# TASK DIRECTIONS
Find and copy every line in the records that includes the string "Markup".

# Data records
——————————
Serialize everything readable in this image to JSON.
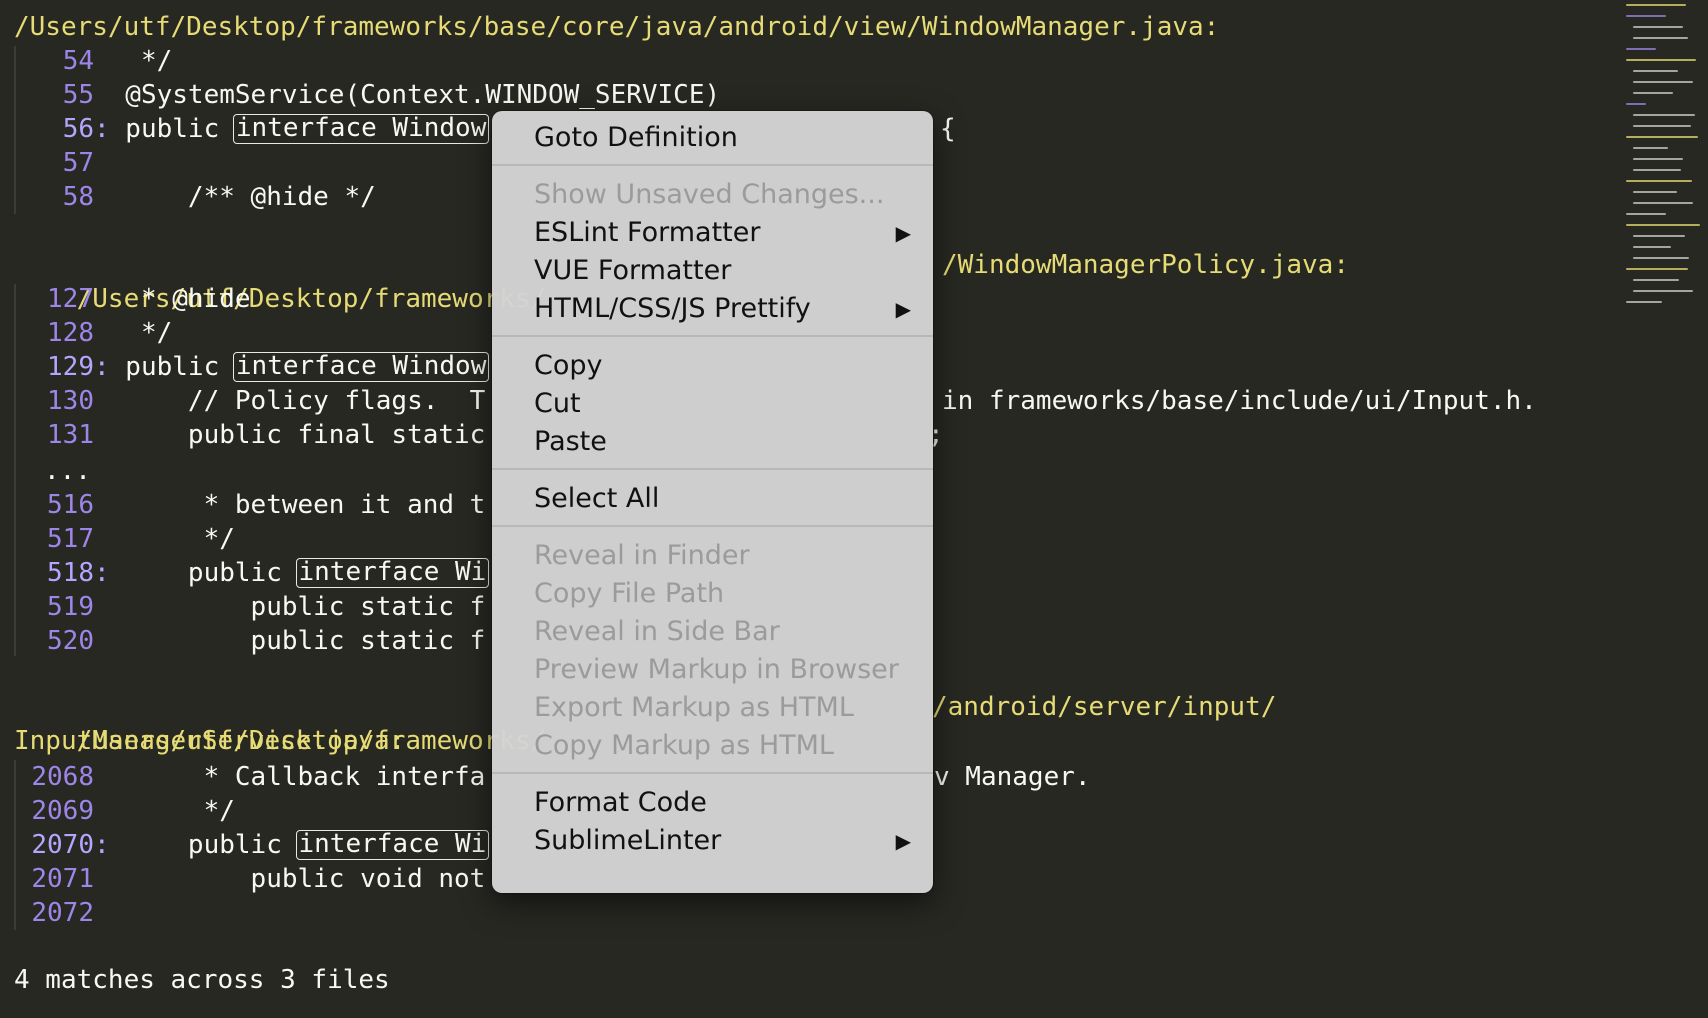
{
  "results": {
    "file1_path": "/Users/utf/Desktop/frameworks/base/core/java/android/view/WindowManager.java:",
    "file1_lines": [
      {
        "num": "54",
        "sep": " ",
        "pre": "  */",
        "hl": "",
        "post": ""
      },
      {
        "num": "55",
        "sep": " ",
        "pre": " @SystemService(Context.WINDOW_SERVICE)",
        "hl": "",
        "post": ""
      },
      {
        "num": "56",
        "sep": ":",
        "pre": " public ",
        "hl": "interface Window",
        "post": ""
      },
      {
        "num": "57",
        "sep": " ",
        "pre": "",
        "hl": "",
        "post": ""
      },
      {
        "num": "58",
        "sep": " ",
        "pre": "     /** @hide */",
        "hl": "",
        "post": ""
      }
    ],
    "file1_line56_tail": "{",
    "file2_path_left": "/Users/utf/Desktop/frameworks/",
    "file2_path_right": "/WindowManagerPolicy.java:",
    "file2_lines": [
      {
        "num": "127",
        "sep": " ",
        "pre": "  * @hide",
        "hl": "",
        "post": ""
      },
      {
        "num": "128",
        "sep": " ",
        "pre": "  */",
        "hl": "",
        "post": ""
      },
      {
        "num": "129",
        "sep": ":",
        "pre": " public ",
        "hl": "interface Window",
        "post": ""
      },
      {
        "num": "130",
        "sep": " ",
        "pre": "     // Policy flags.  T",
        "hl": "",
        "post": ""
      },
      {
        "num": "131",
        "sep": " ",
        "pre": "     public final static",
        "hl": "",
        "post": ""
      }
    ],
    "file2_line130_tail": "in frameworks/base/include/ui/Input.h.",
    "file2_line131_tail": ";",
    "ellipsis": "...",
    "file2_lines_b": [
      {
        "num": "516",
        "sep": " ",
        "pre": "      * between it and t",
        "hl": "",
        "post": ""
      },
      {
        "num": "517",
        "sep": " ",
        "pre": "      */",
        "hl": "",
        "post": ""
      },
      {
        "num": "518",
        "sep": ":",
        "pre": "     public ",
        "hl": "interface Wi",
        "post": ""
      },
      {
        "num": "519",
        "sep": " ",
        "pre": "         public static f",
        "hl": "",
        "post": ""
      },
      {
        "num": "520",
        "sep": " ",
        "pre": "         public static f",
        "hl": "",
        "post": ""
      }
    ],
    "file3_path_left": "/Users/utf/Desktop/frameworks/",
    "file3_path_right": "/android/server/input/",
    "file3_path_line2": "InputManagerService.java:",
    "file3_lines": [
      {
        "num": "2068",
        "sep": " ",
        "pre": "      * Callback interfa",
        "hl": "",
        "post": ""
      },
      {
        "num": "2069",
        "sep": " ",
        "pre": "      */",
        "hl": "",
        "post": ""
      },
      {
        "num": "2070",
        "sep": ":",
        "pre": "     public ",
        "hl": "interface Wi",
        "post": ""
      },
      {
        "num": "2071",
        "sep": " ",
        "pre": "         public void not",
        "hl": "",
        "post": ""
      },
      {
        "num": "2072",
        "sep": " ",
        "pre": "",
        "hl": "",
        "post": ""
      }
    ],
    "file3_line2068_tail": "v Manager.",
    "status": "4 matches across 3 files"
  },
  "context_menu": {
    "items": [
      {
        "label": "Goto Definition",
        "enabled": true,
        "submenu": false
      },
      {
        "label": "Show Unsaved Changes...",
        "enabled": false,
        "submenu": false
      },
      {
        "label": "ESLint Formatter",
        "enabled": true,
        "submenu": true
      },
      {
        "label": "VUE Formatter",
        "enabled": true,
        "submenu": false
      },
      {
        "label": "HTML/CSS/JS Prettify",
        "enabled": true,
        "submenu": true
      },
      {
        "label": "Copy",
        "enabled": true,
        "submenu": false
      },
      {
        "label": "Cut",
        "enabled": true,
        "submenu": false
      },
      {
        "label": "Paste",
        "enabled": true,
        "submenu": false
      },
      {
        "label": "Select All",
        "enabled": true,
        "submenu": false
      },
      {
        "label": "Reveal in Finder",
        "enabled": false,
        "submenu": false
      },
      {
        "label": "Copy File Path",
        "enabled": false,
        "submenu": false
      },
      {
        "label": "Reveal in Side Bar",
        "enabled": false,
        "submenu": false
      },
      {
        "label": "Preview Markup in Browser",
        "enabled": false,
        "submenu": false
      },
      {
        "label": "Export Markup as HTML",
        "enabled": false,
        "submenu": false
      },
      {
        "label": "Copy Markup as HTML",
        "enabled": false,
        "submenu": false
      },
      {
        "label": "Format Code",
        "enabled": true,
        "submenu": false
      },
      {
        "label": "SublimeLinter",
        "enabled": true,
        "submenu": true
      }
    ],
    "submenu_arrow": "▶"
  },
  "colors": {
    "background": "#272822",
    "path": "#e6db74",
    "line_number": "#9d86e8",
    "text": "#f8f8f2",
    "menu_bg": "#d4d4d4",
    "menu_disabled": "#9b9b9b"
  }
}
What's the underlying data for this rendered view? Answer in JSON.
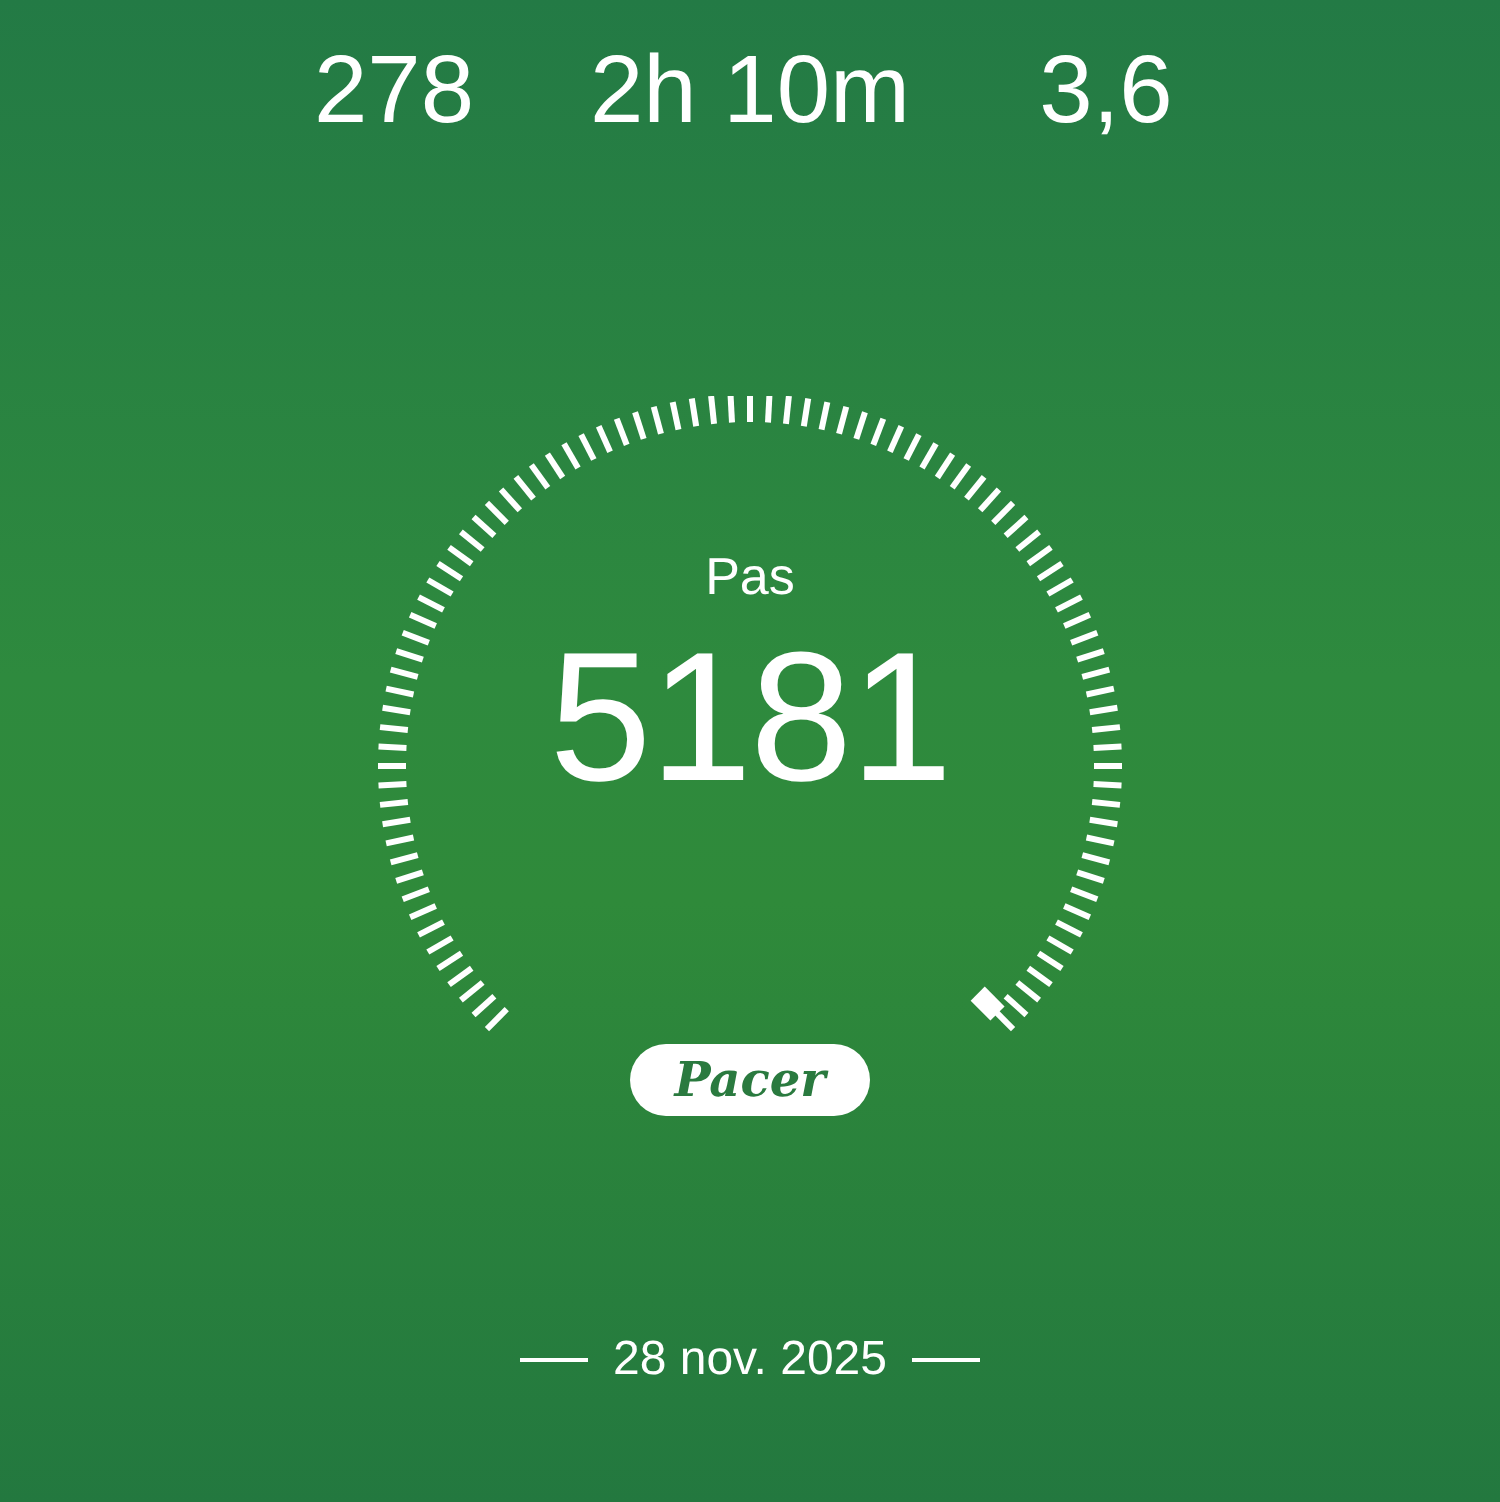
{
  "stats": [
    {
      "value": "278"
    },
    {
      "value": "2h 10m"
    },
    {
      "value": "3,6"
    }
  ],
  "gauge": {
    "label": "Pas",
    "value": "5181"
  },
  "brand": "Pacer",
  "date": "28 nov. 2025"
}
——————————
# SOLVED EXERCISE
        "label": "Preview Markup in Browser",
        "label": "Export Markup as HTML",
        "label": "Copy Markup as HTML",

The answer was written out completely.